PROBLEM DESCRIPTION ▸
Transcribe each of the records below exactly, excluding all pictures.

-- Start of MATERIAL TO PROCESS --

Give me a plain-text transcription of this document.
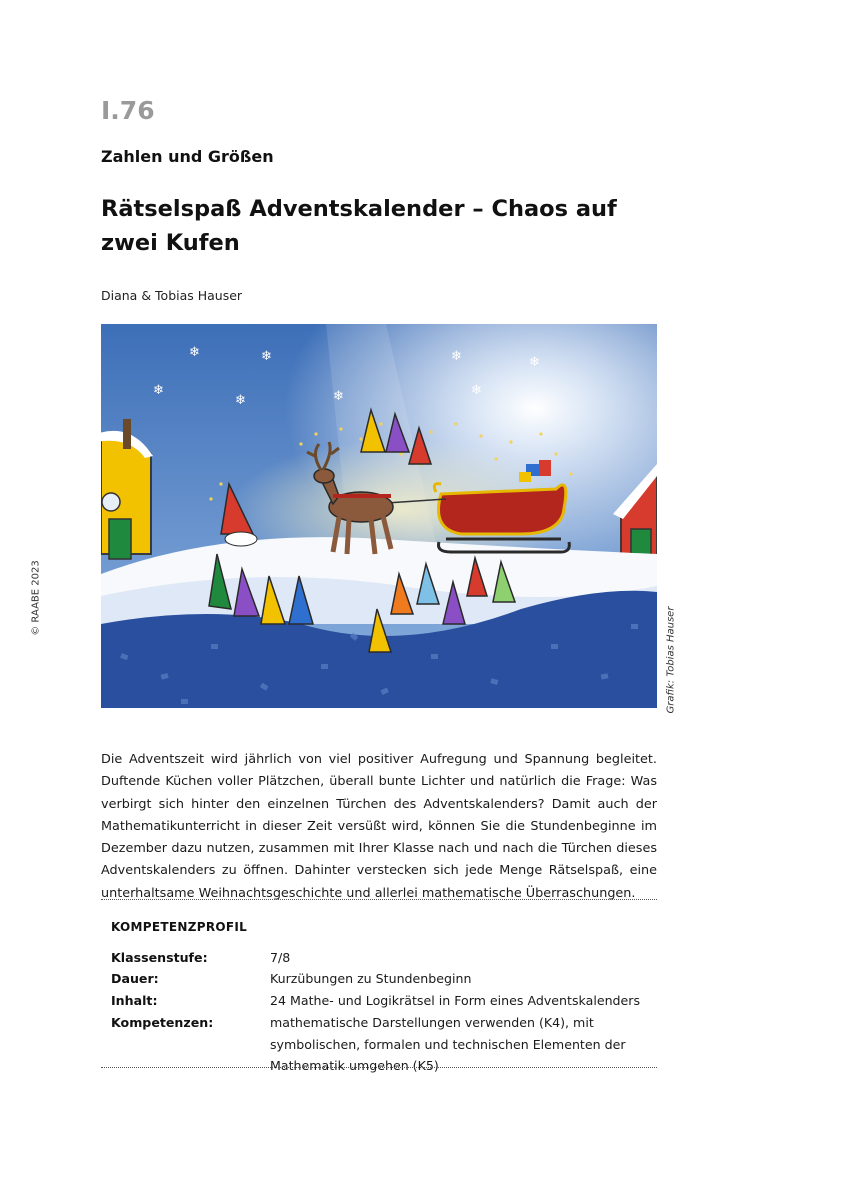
I.76
Zahlen und Größen
Rätselspaß Adventskalender – Chaos auf zwei Kufen
Diana & Tobias Hauser
© RAABE 2023
❄	❄	❄	❄
❄
❄	❄	❄
Grafik: Tobias Hauser
Die Adventszeit wird jährlich von viel positiver Aufregung und Spannung begleitet. Duftende Küchen voller Plätzchen, überall bunte Lichter und natürlich die Frage: Was verbirgt sich hinter den einzelnen Türchen des Adventskalenders? Damit auch der Mathematikunterricht in dieser Zeit versüßt wird, können Sie die Stundenbeginne im Dezember dazu nutzen, zusammen mit Ihrer Klasse nach und nach die Türchen dieses Adventskalenders zu öffnen. Dahinter verstecken sich jede Menge Rätselspaß, eine unterhaltsame Weihnachtsgeschichte und allerlei mathematische Überraschungen.
KOMPETENZPROFIL
Klassenstufe:	7/8
Dauer:	Kurzübungen zu Stundenbeginn
Inhalt:	24 Mathe- und Logikrätsel in Form eines Adventskalenders
Kompetenzen:	mathematische Darstellungen verwenden (K4), mit symbolischen, formalen und technischen Elementen der Mathematik umgehen (K5)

-- End of MATERIAL TO PROCESS --

SOLUTION TO THE PROBLEM ▸
Give me a plain-text transcription of this document.
I.76
Zahlen und Größen
Rätselspaß Adventskalender – Chaos auf zwei Kufen
Diana & Tobias Hauser
© RAABE 2023
❄	❄	❄	❄
❄
❄	❄	❄
Grafik: Tobias Hauser
Die Adventszeit wird jährlich von viel positiver Aufregung und Spannung begleitet. Duftende Küchen voller Plätzchen, überall bunte Lichter und natürlich die Frage: Was verbirgt sich hinter den einzelnen Türchen des Adventskalenders? Damit auch der Mathematikunterricht in dieser Zeit versüßt wird, können Sie die Stundenbeginne im Dezember dazu nutzen, zusammen mit Ihrer Klasse nach und nach die Türchen dieses Adventskalenders zu öffnen. Dahinter verstecken sich jede Menge Rätselspaß, eine unterhaltsame Weihnachtsgeschichte und allerlei mathematische Überraschungen.
KOMPETENZPROFIL
Klassenstufe:	7/8
Dauer:	Kurzübungen zu Stundenbeginn
Inhalt:	24 Mathe- und Logikrätsel in Form eines Adventskalenders
Kompetenzen:	mathematische Darstellungen verwenden (K4), mit symbolischen, formalen und technischen Elementen der Mathematik umgehen (K5)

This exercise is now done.